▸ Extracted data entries
- - - - -
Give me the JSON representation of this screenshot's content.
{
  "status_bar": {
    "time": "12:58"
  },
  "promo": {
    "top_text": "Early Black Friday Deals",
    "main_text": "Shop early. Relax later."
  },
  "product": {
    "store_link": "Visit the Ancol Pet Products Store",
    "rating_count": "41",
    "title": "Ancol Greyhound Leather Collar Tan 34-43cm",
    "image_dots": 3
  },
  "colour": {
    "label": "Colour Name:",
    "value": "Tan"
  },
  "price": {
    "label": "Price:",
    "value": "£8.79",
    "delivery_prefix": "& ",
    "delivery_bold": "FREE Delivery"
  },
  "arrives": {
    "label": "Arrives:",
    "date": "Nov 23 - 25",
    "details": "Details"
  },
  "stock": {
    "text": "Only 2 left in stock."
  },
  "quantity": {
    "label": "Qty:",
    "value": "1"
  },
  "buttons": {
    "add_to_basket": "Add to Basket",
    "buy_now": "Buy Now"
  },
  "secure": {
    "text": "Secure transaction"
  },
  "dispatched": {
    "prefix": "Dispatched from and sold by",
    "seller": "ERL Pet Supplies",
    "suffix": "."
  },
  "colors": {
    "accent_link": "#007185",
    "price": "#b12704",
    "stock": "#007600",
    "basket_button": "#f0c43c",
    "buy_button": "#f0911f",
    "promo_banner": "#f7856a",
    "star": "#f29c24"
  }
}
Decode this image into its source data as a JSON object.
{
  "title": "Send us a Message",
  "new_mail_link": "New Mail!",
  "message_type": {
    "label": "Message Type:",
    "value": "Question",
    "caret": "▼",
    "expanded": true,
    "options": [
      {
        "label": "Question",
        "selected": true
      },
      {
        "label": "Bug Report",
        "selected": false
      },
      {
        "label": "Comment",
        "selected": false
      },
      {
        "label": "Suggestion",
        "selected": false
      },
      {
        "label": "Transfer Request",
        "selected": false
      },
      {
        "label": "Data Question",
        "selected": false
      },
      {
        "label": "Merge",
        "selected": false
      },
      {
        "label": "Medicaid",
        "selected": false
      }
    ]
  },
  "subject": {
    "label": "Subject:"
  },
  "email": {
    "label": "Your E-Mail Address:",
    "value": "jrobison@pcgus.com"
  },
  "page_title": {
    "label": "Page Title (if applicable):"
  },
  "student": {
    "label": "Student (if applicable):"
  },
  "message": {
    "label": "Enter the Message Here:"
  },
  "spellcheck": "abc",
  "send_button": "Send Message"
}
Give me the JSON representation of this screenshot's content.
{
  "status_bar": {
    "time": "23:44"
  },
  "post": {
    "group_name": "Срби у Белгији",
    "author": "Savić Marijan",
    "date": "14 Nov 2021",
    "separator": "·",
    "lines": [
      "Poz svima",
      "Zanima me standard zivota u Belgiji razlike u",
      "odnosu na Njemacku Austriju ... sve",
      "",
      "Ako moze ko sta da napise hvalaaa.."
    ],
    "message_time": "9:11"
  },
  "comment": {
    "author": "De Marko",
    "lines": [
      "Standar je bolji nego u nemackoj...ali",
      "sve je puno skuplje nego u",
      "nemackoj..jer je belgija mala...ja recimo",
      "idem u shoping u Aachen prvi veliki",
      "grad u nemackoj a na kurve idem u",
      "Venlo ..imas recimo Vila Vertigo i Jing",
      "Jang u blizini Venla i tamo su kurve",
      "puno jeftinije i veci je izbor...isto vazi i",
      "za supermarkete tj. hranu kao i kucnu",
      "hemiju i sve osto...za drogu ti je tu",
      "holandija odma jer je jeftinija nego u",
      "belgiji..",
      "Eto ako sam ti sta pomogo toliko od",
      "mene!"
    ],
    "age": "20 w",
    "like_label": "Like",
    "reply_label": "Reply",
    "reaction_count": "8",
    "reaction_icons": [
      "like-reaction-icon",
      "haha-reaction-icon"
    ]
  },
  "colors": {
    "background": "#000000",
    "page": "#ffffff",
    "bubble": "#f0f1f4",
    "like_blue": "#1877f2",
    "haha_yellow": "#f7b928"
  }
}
- - - - -
▸ What is needed
Of the lines in the data, how many hold the string "stock"? State the number, nothing else.

▸ Written answer
3